[Entries with figure data]

━━━━━━

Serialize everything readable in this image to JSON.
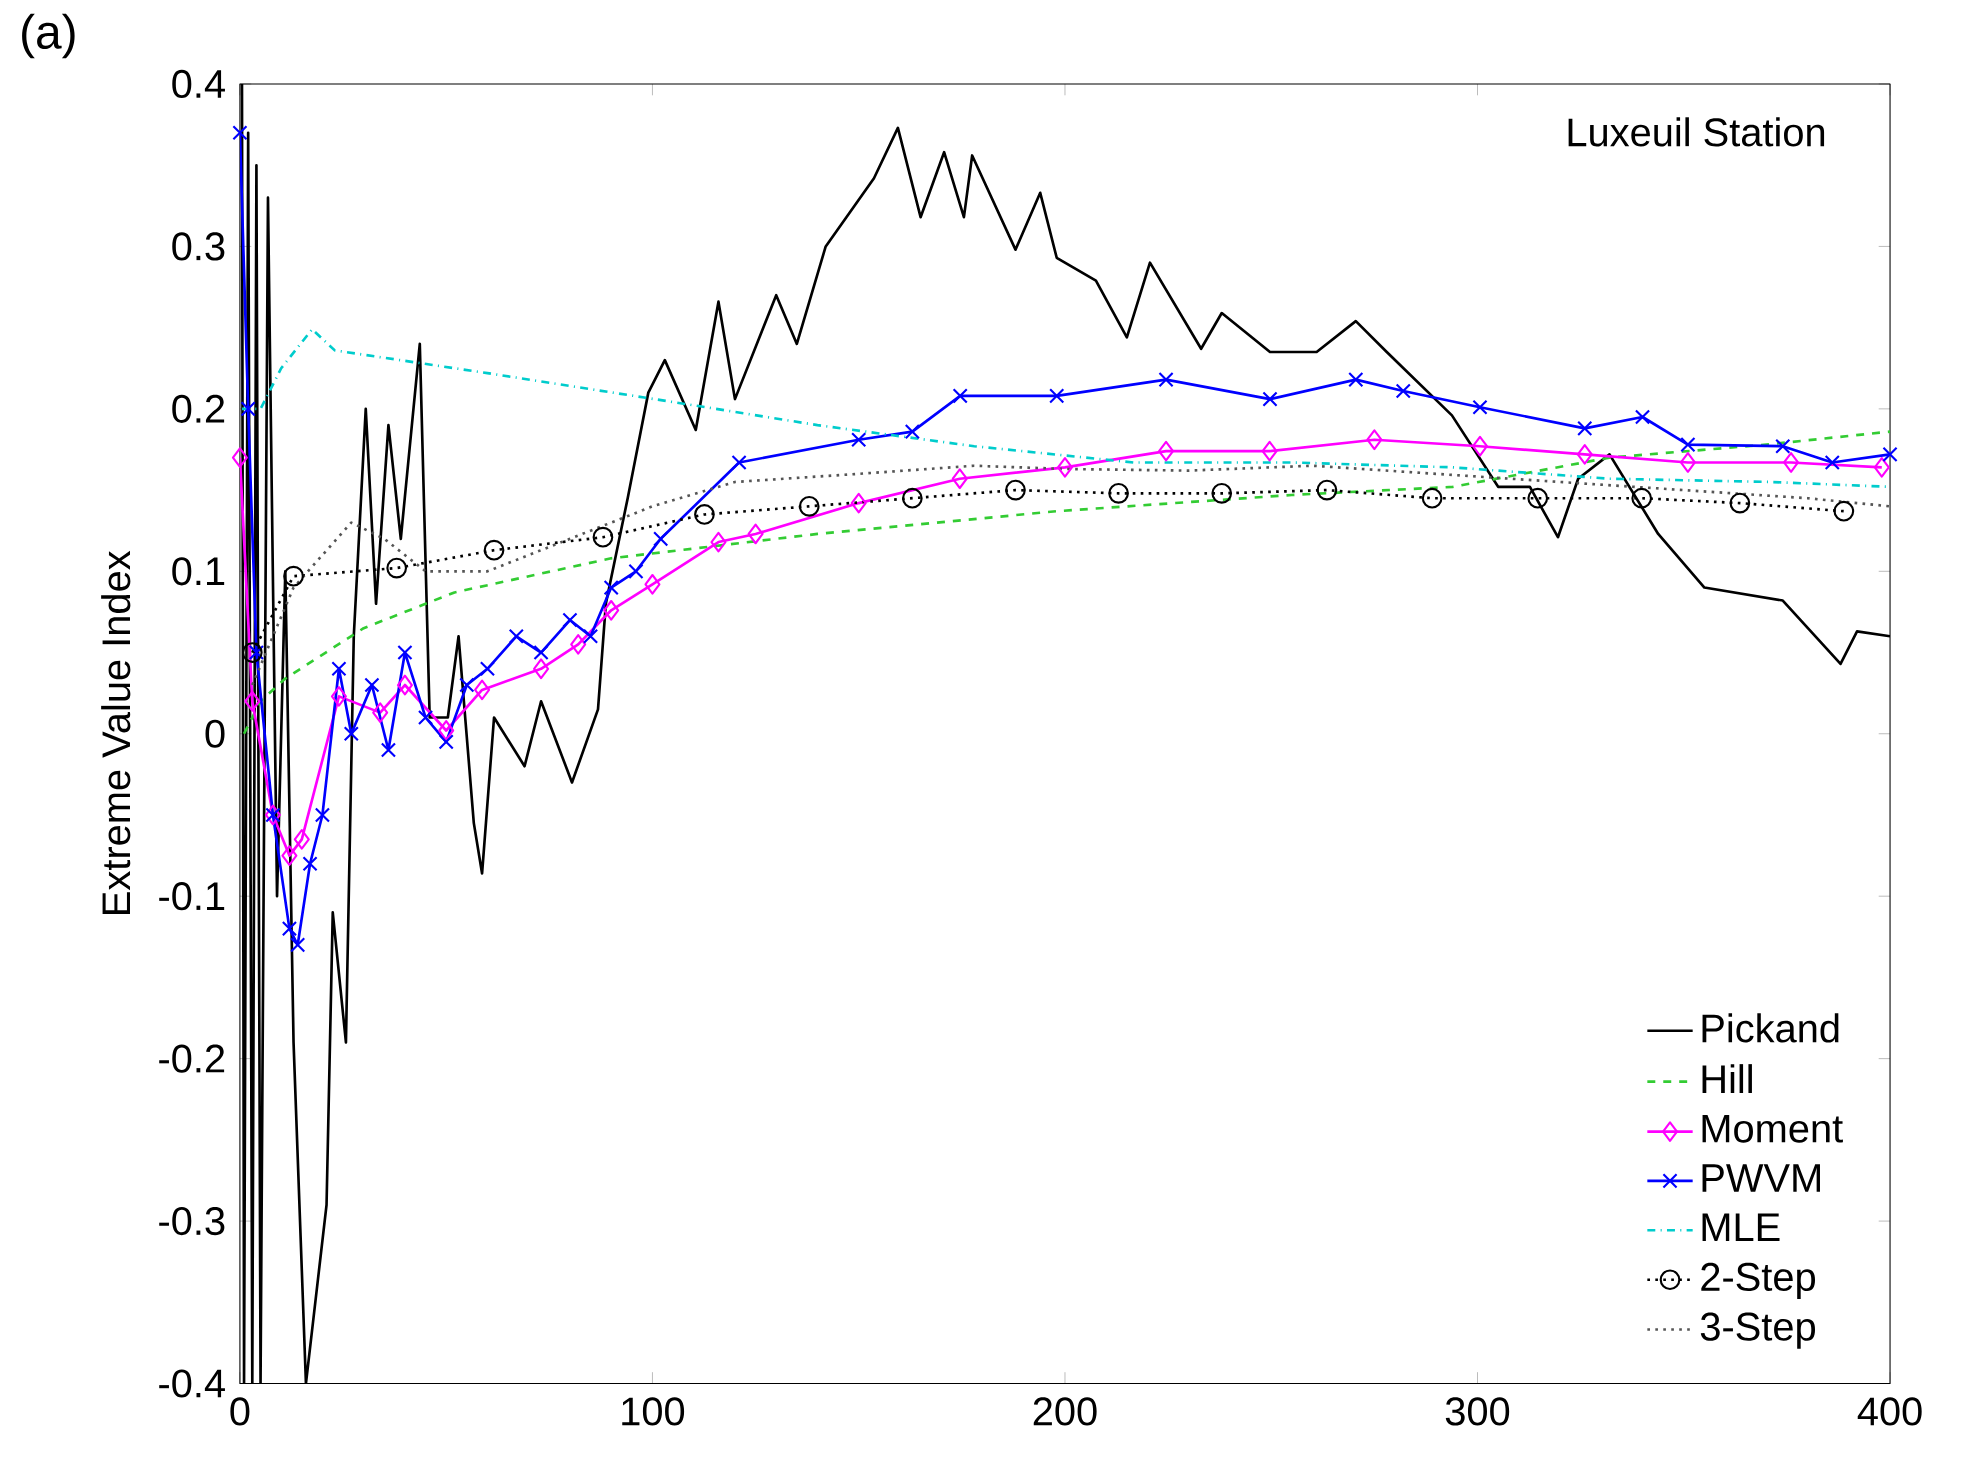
{
  "chart_data": {
    "type": "line",
    "title": "Luxeuil Station",
    "ylabel": "Extreme Value Index",
    "annotations": [
      "(a)"
    ],
    "xlim": [
      0,
      400
    ],
    "ylim": [
      -0.4,
      0.4
    ],
    "xticks": [
      0,
      100,
      200,
      300,
      400
    ],
    "yticks": [
      -0.4,
      -0.3,
      -0.2,
      -0.1,
      0,
      0.1,
      0.2,
      0.3,
      0.4
    ],
    "legend": "bottom right",
    "series": [
      {
        "name": "Pickand",
        "color": "#000000",
        "line_style": "solid",
        "marker": "none",
        "x": [
          0.5,
          1,
          2,
          3,
          4,
          5,
          6.8,
          9,
          11,
          13,
          16,
          21,
          22.5,
          25.7,
          27.6,
          30.5,
          33,
          36,
          39,
          43.6,
          46,
          50.4,
          53,
          56.7,
          58.7,
          61.6,
          69,
          73,
          80.5,
          86.8,
          88.7,
          94,
          99,
          103,
          110.5,
          116,
          120,
          130,
          135,
          142,
          153.7,
          159.5,
          165,
          170.7,
          175.5,
          177.5,
          188,
          194,
          198,
          207.5,
          215,
          220.6,
          233,
          238,
          249.7,
          261,
          270.5,
          278,
          293.8,
          305,
          312.7,
          319.5,
          324.4,
          332,
          343.8,
          355,
          374,
          388,
          392,
          400
        ],
        "values": [
          0.4,
          -0.4,
          0.37,
          -0.4,
          0.35,
          -0.4,
          0.33,
          -0.1,
          0.1,
          -0.19,
          -0.4,
          -0.29,
          -0.11,
          -0.19,
          0.06,
          0.2,
          0.08,
          0.19,
          0.12,
          0.24,
          0.01,
          0.01,
          0.06,
          -0.055,
          -0.086,
          0.01,
          -0.02,
          0.02,
          -0.03,
          0.015,
          0.08,
          0.145,
          0.21,
          0.23,
          0.187,
          0.266,
          0.206,
          0.27,
          0.24,
          0.3,
          0.342,
          0.373,
          0.318,
          0.358,
          0.318,
          0.356,
          0.298,
          0.333,
          0.293,
          0.279,
          0.244,
          0.29,
          0.237,
          0.259,
          0.235,
          0.235,
          0.254,
          0.235,
          0.196,
          0.152,
          0.152,
          0.121,
          0.157,
          0.172,
          0.123,
          0.09,
          0.082,
          0.043,
          0.063,
          0.06
        ]
      },
      {
        "name": "Hill",
        "color": "#33cc33",
        "line_style": "dashed",
        "marker": "none",
        "x": [
          1,
          5,
          11,
          30,
          52,
          90,
          140,
          198,
          255,
          294,
          332,
          370,
          400
        ],
        "values": [
          0.0,
          0.02,
          0.034,
          0.065,
          0.087,
          0.108,
          0.123,
          0.137,
          0.147,
          0.152,
          0.17,
          0.178,
          0.186
        ]
      },
      {
        "name": "Moment",
        "color": "#ff00ff",
        "line_style": "solid",
        "marker": "diamond",
        "x": [
          0,
          3,
          8,
          12,
          15,
          24,
          34,
          40,
          50,
          58.7,
          73,
          82,
          90,
          100,
          116,
          125,
          150,
          174.5,
          200,
          224.5,
          249.6,
          275,
          300.6,
          326,
          351,
          376,
          398
        ],
        "values": [
          0.17,
          0.02,
          -0.05,
          -0.075,
          -0.065,
          0.023,
          0.013,
          0.03,
          0.002,
          0.027,
          0.04,
          0.055,
          0.076,
          0.092,
          0.118,
          0.123,
          0.142,
          0.157,
          0.164,
          0.174,
          0.174,
          0.181,
          0.177,
          0.172,
          0.167,
          0.167,
          0.164
        ]
      },
      {
        "name": "PWVM",
        "color": "#0000ff",
        "line_style": "solid",
        "marker": "cross",
        "x": [
          0,
          2,
          4,
          8,
          12,
          14,
          17,
          20,
          24,
          27,
          32,
          36,
          40,
          45,
          50,
          55,
          60,
          67,
          73,
          80,
          85,
          90,
          96,
          102,
          121,
          150,
          163,
          174.6,
          198,
          224.5,
          249.7,
          270.5,
          282,
          300.6,
          326,
          340,
          351,
          374,
          386,
          400
        ],
        "values": [
          0.37,
          0.2,
          0.05,
          -0.05,
          -0.12,
          -0.13,
          -0.08,
          -0.05,
          0.04,
          0.0,
          0.03,
          -0.01,
          0.05,
          0.01,
          -0.005,
          0.03,
          0.04,
          0.06,
          0.05,
          0.07,
          0.06,
          0.09,
          0.1,
          0.12,
          0.167,
          0.181,
          0.186,
          0.208,
          0.208,
          0.218,
          0.206,
          0.218,
          0.211,
          0.201,
          0.188,
          0.195,
          0.178,
          0.177,
          0.167,
          0.172
        ]
      },
      {
        "name": "MLE",
        "color": "#00cccc",
        "line_style": "dashdot",
        "marker": "none",
        "x": [
          0.5,
          5,
          10,
          17.5,
          23,
          60,
          98,
          110.5,
          140,
          178,
          216.6,
          255,
          294,
          332,
          371,
          400
        ],
        "values": [
          0.2,
          0.2,
          0.225,
          0.249,
          0.236,
          0.222,
          0.207,
          0.202,
          0.19,
          0.177,
          0.167,
          0.167,
          0.164,
          0.157,
          0.155,
          0.152
        ]
      },
      {
        "name": "2-Step",
        "color": "#000000",
        "line_style": "dotted",
        "marker": "circle",
        "x": [
          3,
          13,
          38,
          61.6,
          88,
          112.6,
          138,
          163,
          188,
          213,
          238,
          263.5,
          289,
          314.6,
          339.8,
          363.6,
          388.8
        ],
        "values": [
          0.05,
          0.097,
          0.102,
          0.113,
          0.121,
          0.135,
          0.14,
          0.145,
          0.15,
          0.148,
          0.148,
          0.15,
          0.145,
          0.145,
          0.145,
          0.142,
          0.137
        ]
      },
      {
        "name": "3-Step",
        "color": "#555555",
        "line_style": "dotted",
        "marker": "none",
        "x": [
          3,
          8,
          13,
          20,
          27,
          35,
          45,
          60,
          80,
          100,
          120,
          150,
          178,
          200,
          230,
          260,
          290,
          320,
          350,
          380,
          400
        ],
        "values": [
          0.03,
          0.06,
          0.09,
          0.11,
          0.13,
          0.12,
          0.1,
          0.1,
          0.12,
          0.14,
          0.155,
          0.16,
          0.165,
          0.163,
          0.162,
          0.165,
          0.16,
          0.155,
          0.15,
          0.145,
          0.14
        ]
      }
    ]
  }
}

━━━━━━

Reproduce the whole listing word for word, setting aside any pictures.

> **Final result**:
Serialize everything readable in this image to JSON.
{
  "chart_data": {
    "type": "line",
    "title": "Luxeuil Station",
    "ylabel": "Extreme Value Index",
    "annotations": [
      "(a)"
    ],
    "xlim": [
      0,
      400
    ],
    "ylim": [
      -0.4,
      0.4
    ],
    "xticks": [
      0,
      100,
      200,
      300,
      400
    ],
    "yticks": [
      -0.4,
      -0.3,
      -0.2,
      -0.1,
      0,
      0.1,
      0.2,
      0.3,
      0.4
    ],
    "legend": "bottom right",
    "series": [
      {
        "name": "Pickand",
        "color": "#000000",
        "line_style": "solid",
        "marker": "none",
        "x": [
          0.5,
          1,
          2,
          3,
          4,
          5,
          6.8,
          9,
          11,
          13,
          16,
          21,
          22.5,
          25.7,
          27.6,
          30.5,
          33,
          36,
          39,
          43.6,
          46,
          50.4,
          53,
          56.7,
          58.7,
          61.6,
          69,
          73,
          80.5,
          86.8,
          88.7,
          94,
          99,
          103,
          110.5,
          116,
          120,
          130,
          135,
          142,
          153.7,
          159.5,
          165,
          170.7,
          175.5,
          177.5,
          188,
          194,
          198,
          207.5,
          215,
          220.6,
          233,
          238,
          249.7,
          261,
          270.5,
          278,
          293.8,
          305,
          312.7,
          319.5,
          324.4,
          332,
          343.8,
          355,
          374,
          388,
          392,
          400
        ],
        "values": [
          0.4,
          -0.4,
          0.37,
          -0.4,
          0.35,
          -0.4,
          0.33,
          -0.1,
          0.1,
          -0.19,
          -0.4,
          -0.29,
          -0.11,
          -0.19,
          0.06,
          0.2,
          0.08,
          0.19,
          0.12,
          0.24,
          0.01,
          0.01,
          0.06,
          -0.055,
          -0.086,
          0.01,
          -0.02,
          0.02,
          -0.03,
          0.015,
          0.08,
          0.145,
          0.21,
          0.23,
          0.187,
          0.266,
          0.206,
          0.27,
          0.24,
          0.3,
          0.342,
          0.373,
          0.318,
          0.358,
          0.318,
          0.356,
          0.298,
          0.333,
          0.293,
          0.279,
          0.244,
          0.29,
          0.237,
          0.259,
          0.235,
          0.235,
          0.254,
          0.235,
          0.196,
          0.152,
          0.152,
          0.121,
          0.157,
          0.172,
          0.123,
          0.09,
          0.082,
          0.043,
          0.063,
          0.06
        ]
      },
      {
        "name": "Hill",
        "color": "#33cc33",
        "line_style": "dashed",
        "marker": "none",
        "x": [
          1,
          5,
          11,
          30,
          52,
          90,
          140,
          198,
          255,
          294,
          332,
          370,
          400
        ],
        "values": [
          0.0,
          0.02,
          0.034,
          0.065,
          0.087,
          0.108,
          0.123,
          0.137,
          0.147,
          0.152,
          0.17,
          0.178,
          0.186
        ]
      },
      {
        "name": "Moment",
        "color": "#ff00ff",
        "line_style": "solid",
        "marker": "diamond",
        "x": [
          0,
          3,
          8,
          12,
          15,
          24,
          34,
          40,
          50,
          58.7,
          73,
          82,
          90,
          100,
          116,
          125,
          150,
          174.5,
          200,
          224.5,
          249.6,
          275,
          300.6,
          326,
          351,
          376,
          398
        ],
        "values": [
          0.17,
          0.02,
          -0.05,
          -0.075,
          -0.065,
          0.023,
          0.013,
          0.03,
          0.002,
          0.027,
          0.04,
          0.055,
          0.076,
          0.092,
          0.118,
          0.123,
          0.142,
          0.157,
          0.164,
          0.174,
          0.174,
          0.181,
          0.177,
          0.172,
          0.167,
          0.167,
          0.164
        ]
      },
      {
        "name": "PWVM",
        "color": "#0000ff",
        "line_style": "solid",
        "marker": "cross",
        "x": [
          0,
          2,
          4,
          8,
          12,
          14,
          17,
          20,
          24,
          27,
          32,
          36,
          40,
          45,
          50,
          55,
          60,
          67,
          73,
          80,
          85,
          90,
          96,
          102,
          121,
          150,
          163,
          174.6,
          198,
          224.5,
          249.7,
          270.5,
          282,
          300.6,
          326,
          340,
          351,
          374,
          386,
          400
        ],
        "values": [
          0.37,
          0.2,
          0.05,
          -0.05,
          -0.12,
          -0.13,
          -0.08,
          -0.05,
          0.04,
          0.0,
          0.03,
          -0.01,
          0.05,
          0.01,
          -0.005,
          0.03,
          0.04,
          0.06,
          0.05,
          0.07,
          0.06,
          0.09,
          0.1,
          0.12,
          0.167,
          0.181,
          0.186,
          0.208,
          0.208,
          0.218,
          0.206,
          0.218,
          0.211,
          0.201,
          0.188,
          0.195,
          0.178,
          0.177,
          0.167,
          0.172
        ]
      },
      {
        "name": "MLE",
        "color": "#00cccc",
        "line_style": "dashdot",
        "marker": "none",
        "x": [
          0.5,
          5,
          10,
          17.5,
          23,
          60,
          98,
          110.5,
          140,
          178,
          216.6,
          255,
          294,
          332,
          371,
          400
        ],
        "values": [
          0.2,
          0.2,
          0.225,
          0.249,
          0.236,
          0.222,
          0.207,
          0.202,
          0.19,
          0.177,
          0.167,
          0.167,
          0.164,
          0.157,
          0.155,
          0.152
        ]
      },
      {
        "name": "2-Step",
        "color": "#000000",
        "line_style": "dotted",
        "marker": "circle",
        "x": [
          3,
          13,
          38,
          61.6,
          88,
          112.6,
          138,
          163,
          188,
          213,
          238,
          263.5,
          289,
          314.6,
          339.8,
          363.6,
          388.8
        ],
        "values": [
          0.05,
          0.097,
          0.102,
          0.113,
          0.121,
          0.135,
          0.14,
          0.145,
          0.15,
          0.148,
          0.148,
          0.15,
          0.145,
          0.145,
          0.145,
          0.142,
          0.137
        ]
      },
      {
        "name": "3-Step",
        "color": "#555555",
        "line_style": "dotted",
        "marker": "none",
        "x": [
          3,
          8,
          13,
          20,
          27,
          35,
          45,
          60,
          80,
          100,
          120,
          150,
          178,
          200,
          230,
          260,
          290,
          320,
          350,
          380,
          400
        ],
        "values": [
          0.03,
          0.06,
          0.09,
          0.11,
          0.13,
          0.12,
          0.1,
          0.1,
          0.12,
          0.14,
          0.155,
          0.16,
          0.165,
          0.163,
          0.162,
          0.165,
          0.16,
          0.155,
          0.15,
          0.145,
          0.14
        ]
      }
    ]
  }
}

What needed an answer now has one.